### Recorded information
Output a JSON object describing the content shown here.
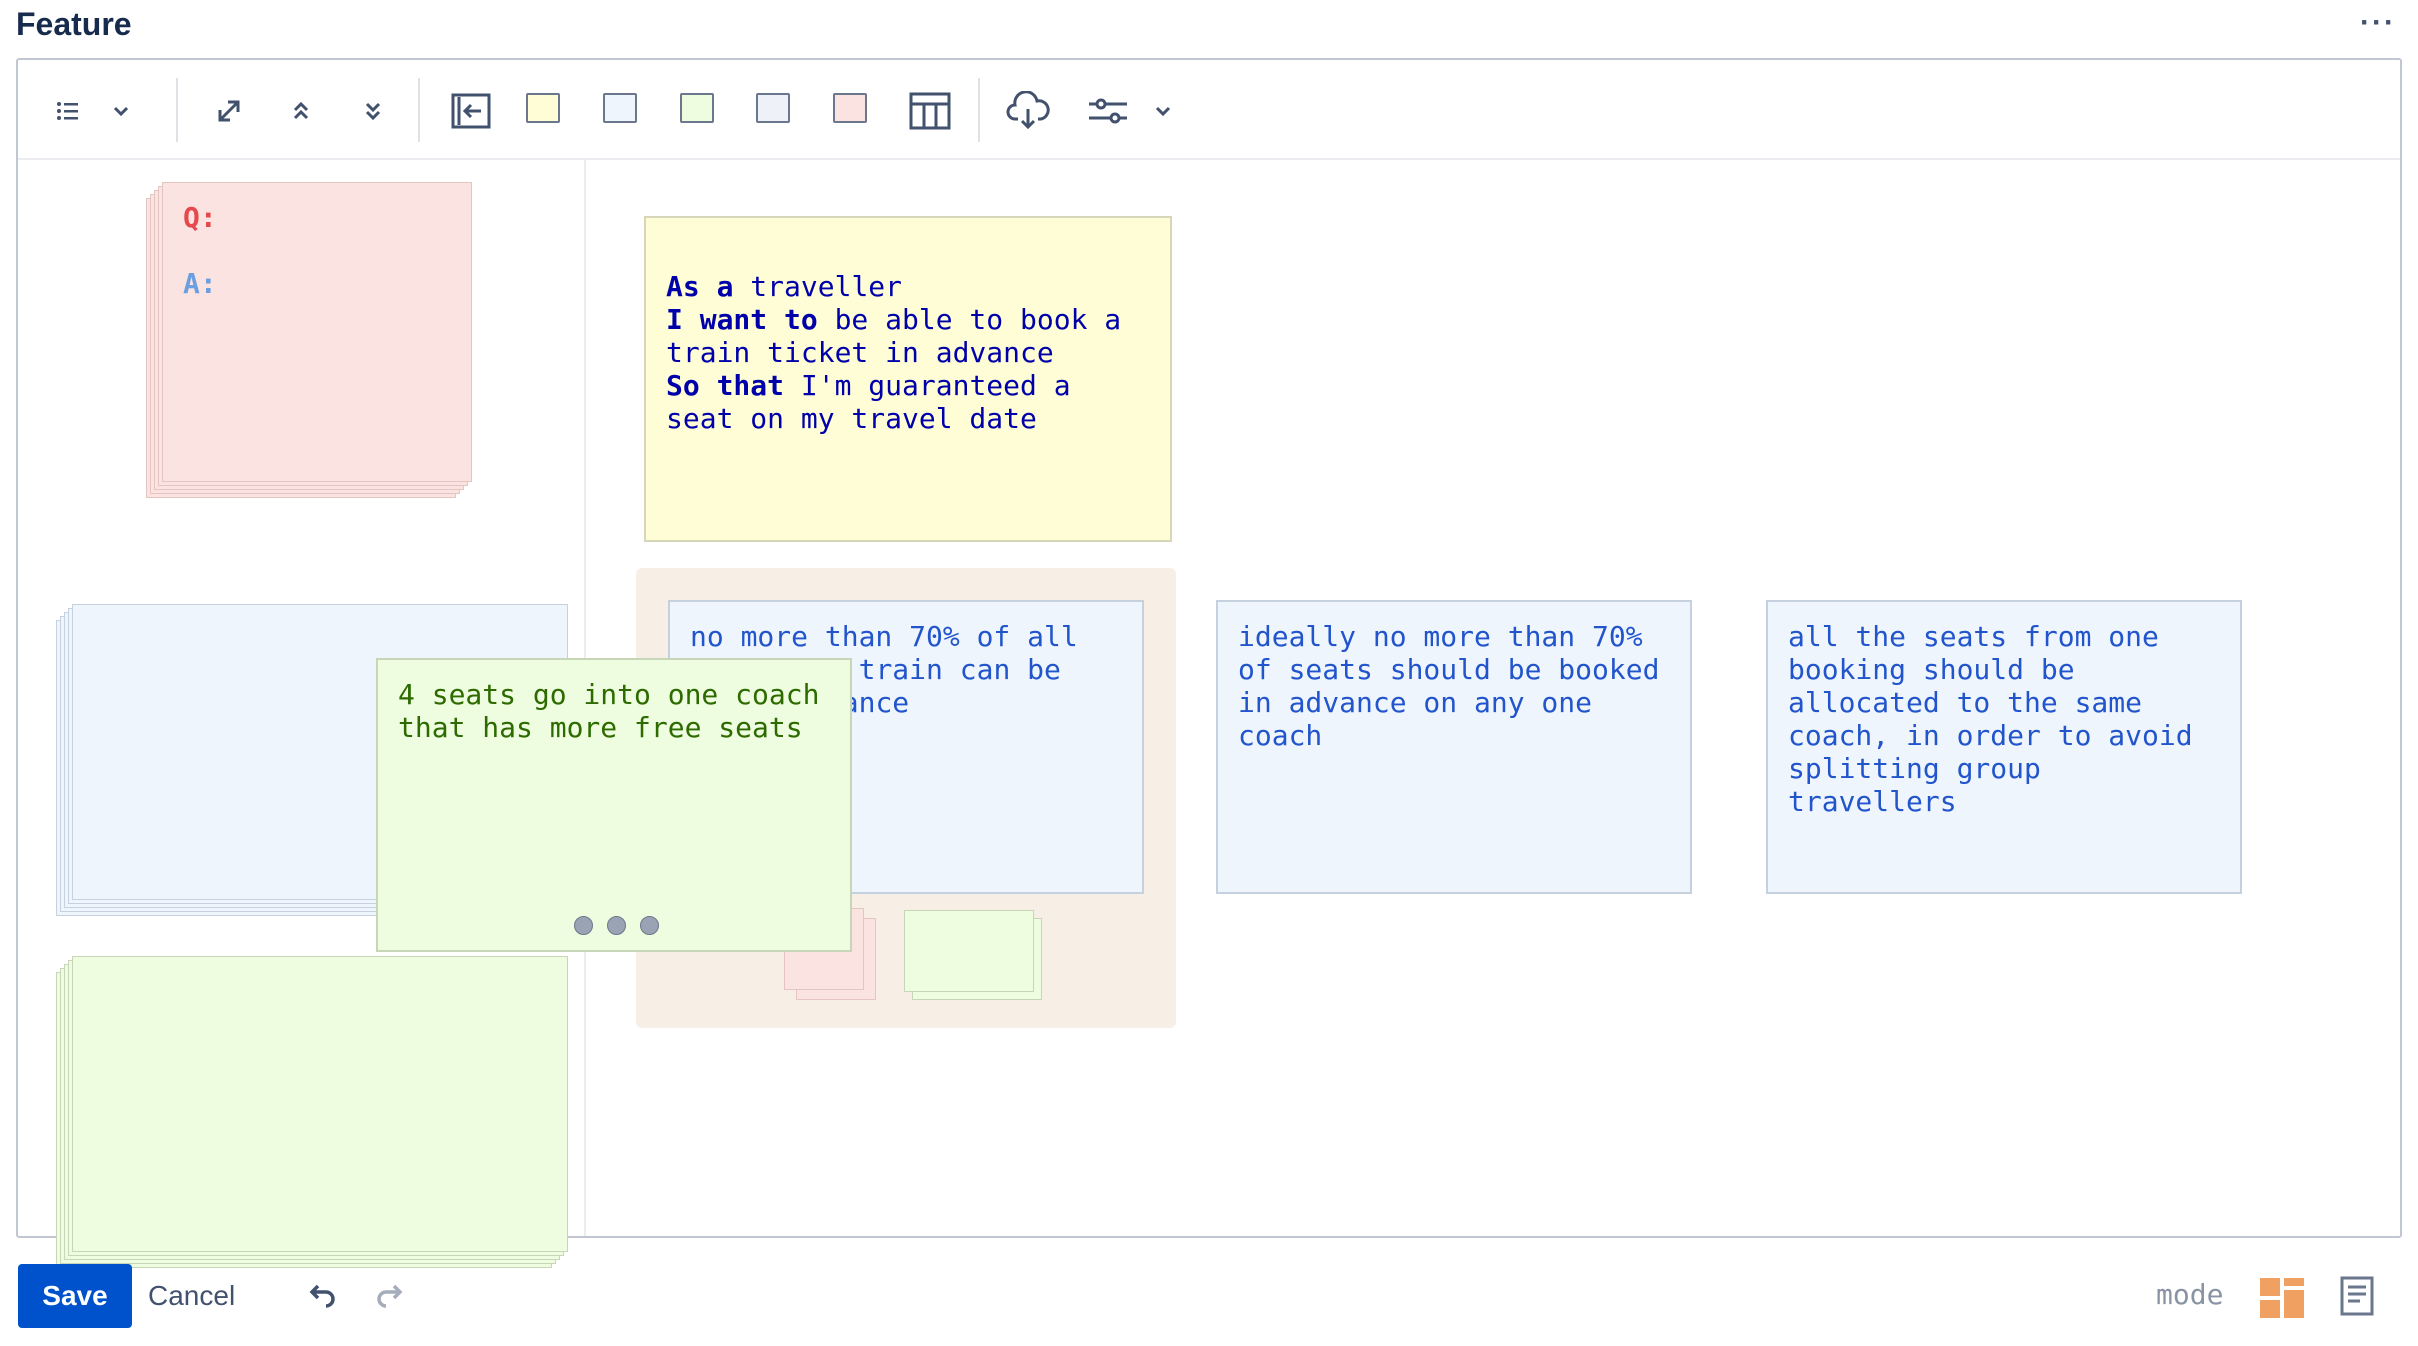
{
  "header": {
    "title": "Feature",
    "more_label": "···"
  },
  "toolbar": {
    "icons": [
      "list-icon",
      "chevron-down-icon",
      "expand-icon",
      "collapse-up-icon",
      "collapse-down-icon",
      "exit-icon",
      "table-icon",
      "cloud-download-icon",
      "sliders-icon",
      "chevron-down-icon"
    ],
    "swatch_colors": [
      "#fefdd6",
      "#eef5fd",
      "#eefcdf",
      "#eef2f8",
      "#fbe3e1"
    ]
  },
  "sidebar": {
    "qa_card": {
      "q_label": "Q:",
      "a_label": "A:"
    }
  },
  "story": {
    "line1_kw": "As a",
    "line1_rest": " traveller",
    "line2_kw": "I want to",
    "line2_rest": " be able to book a\ntrain ticket in advance",
    "line3_kw": "So that",
    "line3_rest": " I'm guaranteed a\nseat on my travel date"
  },
  "rules": [
    "no more than 70% of all\n      the train can be\n      advance",
    "ideally no more than 70%\nof seats should be booked\nin advance on any one\ncoach",
    "all the seats from one\nbooking should be\nallocated to the same\ncoach, in order to avoid\nsplitting group\ntravellers"
  ],
  "dragging_card": {
    "text": "4 seats go into one coach\nthat has more free seats"
  },
  "footer": {
    "save_label": "Save",
    "cancel_label": "Cancel",
    "mode_label": "mode"
  },
  "colors": {
    "accent": "#0052cc",
    "mode_active": "#f0a061"
  }
}
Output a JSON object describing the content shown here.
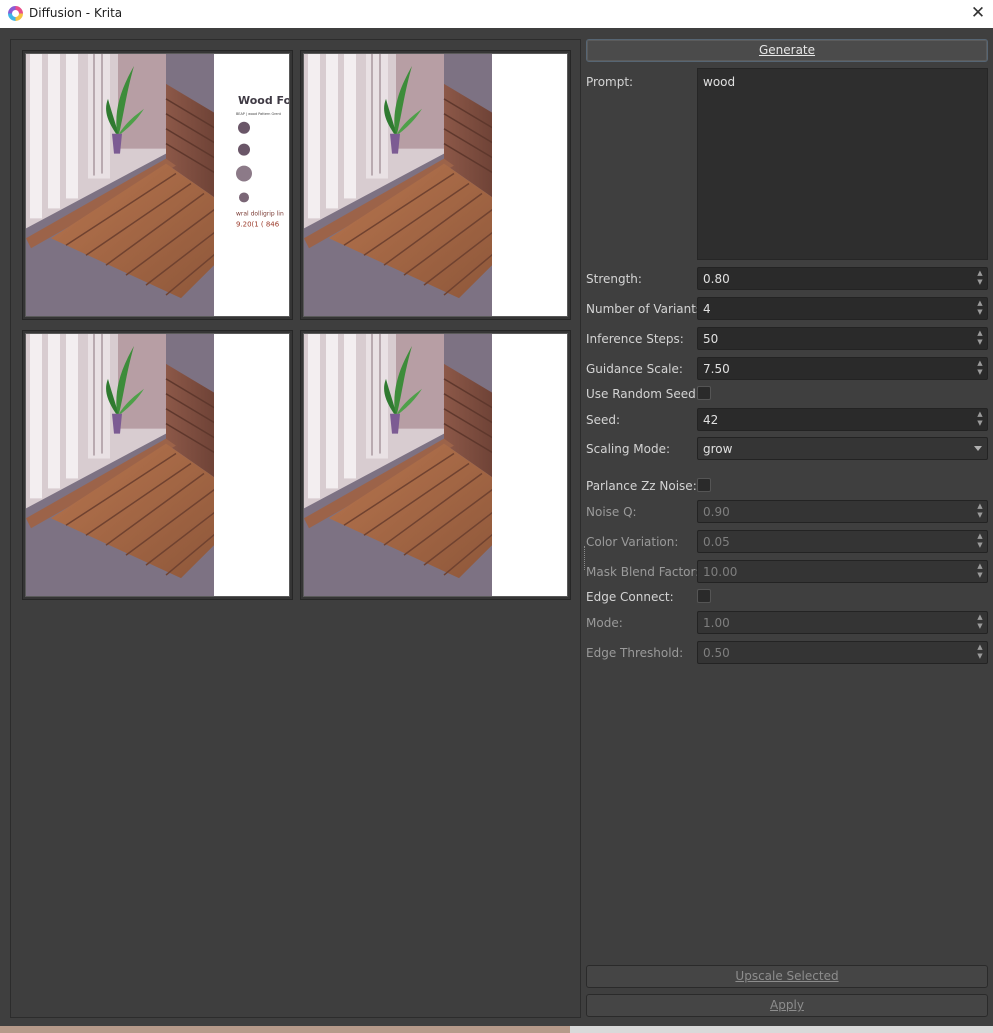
{
  "window": {
    "title": "Diffusion - Krita",
    "close_glyph": "✕"
  },
  "thumbnails": [
    {
      "name": "variant-1",
      "overlay_text": {
        "heading": "Wood Fo",
        "small": "BEAP | wood Pattern Grent",
        "line1": "wral dolligrip lin",
        "line2": "9.20(1 ( 846"
      }
    },
    {
      "name": "variant-2"
    },
    {
      "name": "variant-3"
    },
    {
      "name": "variant-4"
    }
  ],
  "form": {
    "generate_label": "Generate",
    "prompt_label": "Prompt:",
    "prompt_value": "wood",
    "strength_label": "Strength:",
    "strength_value": "0.80",
    "variants_label": "Number of Variants:",
    "variants_value": "4",
    "steps_label": "Inference Steps:",
    "steps_value": "50",
    "guidance_label": "Guidance Scale:",
    "guidance_value": "7.50",
    "random_seed_label": "Use Random Seed:",
    "random_seed_checked": false,
    "seed_label": "Seed:",
    "seed_value": "42",
    "scaling_label": "Scaling Mode:",
    "scaling_value": "grow",
    "noise_label": "Parlance Zz Noise:",
    "noise_checked": false,
    "noise_q_label": "Noise Q:",
    "noise_q_value": "0.90",
    "color_var_label": "Color Variation:",
    "color_var_value": "0.05",
    "mask_blend_label": "Mask Blend Factor:",
    "mask_blend_value": "10.00",
    "edge_connect_label": "Edge Connect:",
    "edge_connect_checked": false,
    "mode_label": "Mode:",
    "mode_value": "1.00",
    "edge_threshold_label": "Edge Threshold:",
    "edge_threshold_value": "0.50",
    "upscale_label": "Upscale Selected",
    "apply_label": "Apply"
  },
  "colors": {
    "background": "#3f3f3f",
    "field": "#2a2a2a",
    "accent_border": "#566573"
  }
}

### Instruction
Return the material exactly as given, apart from the pictures.

### Full output
Output a JSON object describing the content shown here.
{
  "header": {
    "title": "Feature",
    "more_label": "···"
  },
  "toolbar": {
    "icons": [
      "list-icon",
      "chevron-down-icon",
      "expand-icon",
      "collapse-up-icon",
      "collapse-down-icon",
      "exit-icon",
      "table-icon",
      "cloud-download-icon",
      "sliders-icon",
      "chevron-down-icon"
    ],
    "swatch_colors": [
      "#fefdd6",
      "#eef5fd",
      "#eefcdf",
      "#eef2f8",
      "#fbe3e1"
    ]
  },
  "sidebar": {
    "qa_card": {
      "q_label": "Q:",
      "a_label": "A:"
    }
  },
  "story": {
    "line1_kw": "As a",
    "line1_rest": " traveller",
    "line2_kw": "I want to",
    "line2_rest": " be able to book a\ntrain ticket in advance",
    "line3_kw": "So that",
    "line3_rest": " I'm guaranteed a\nseat on my travel date"
  },
  "rules": [
    "no more than 70% of all\n      the train can be\n      advance",
    "ideally no more than 70%\nof seats should be booked\nin advance on any one\ncoach",
    "all the seats from one\nbooking should be\nallocated to the same\ncoach, in order to avoid\nsplitting group\ntravellers"
  ],
  "dragging_card": {
    "text": "4 seats go into one coach\nthat has more free seats"
  },
  "footer": {
    "save_label": "Save",
    "cancel_label": "Cancel",
    "mode_label": "mode"
  },
  "colors": {
    "accent": "#0052cc",
    "mode_active": "#f0a061"
  }
}
Output a JSON object describing the content shown here.
{
  "window": {
    "title": "Diffusion - Krita",
    "close_glyph": "✕"
  },
  "thumbnails": [
    {
      "name": "variant-1",
      "overlay_text": {
        "heading": "Wood Fo",
        "small": "BEAP | wood Pattern Grent",
        "line1": "wral dolligrip lin",
        "line2": "9.20(1 ( 846"
      }
    },
    {
      "name": "variant-2"
    },
    {
      "name": "variant-3"
    },
    {
      "name": "variant-4"
    }
  ],
  "form": {
    "generate_label": "Generate",
    "prompt_label": "Prompt:",
    "prompt_value": "wood",
    "strength_label": "Strength:",
    "strength_value": "0.80",
    "variants_label": "Number of Variants:",
    "variants_value": "4",
    "steps_label": "Inference Steps:",
    "steps_value": "50",
    "guidance_label": "Guidance Scale:",
    "guidance_value": "7.50",
    "random_seed_label": "Use Random Seed:",
    "random_seed_checked": false,
    "seed_label": "Seed:",
    "seed_value": "42",
    "scaling_label": "Scaling Mode:",
    "scaling_value": "grow",
    "noise_label": "Parlance Zz Noise:",
    "noise_checked": false,
    "noise_q_label": "Noise Q:",
    "noise_q_value": "0.90",
    "color_var_label": "Color Variation:",
    "color_var_value": "0.05",
    "mask_blend_label": "Mask Blend Factor:",
    "mask_blend_value": "10.00",
    "edge_connect_label": "Edge Connect:",
    "edge_connect_checked": false,
    "mode_label": "Mode:",
    "mode_value": "1.00",
    "edge_threshold_label": "Edge Threshold:",
    "edge_threshold_value": "0.50",
    "upscale_label": "Upscale Selected",
    "apply_label": "Apply"
  },
  "colors": {
    "background": "#3f3f3f",
    "field": "#2a2a2a",
    "accent_border": "#566573"
  }
}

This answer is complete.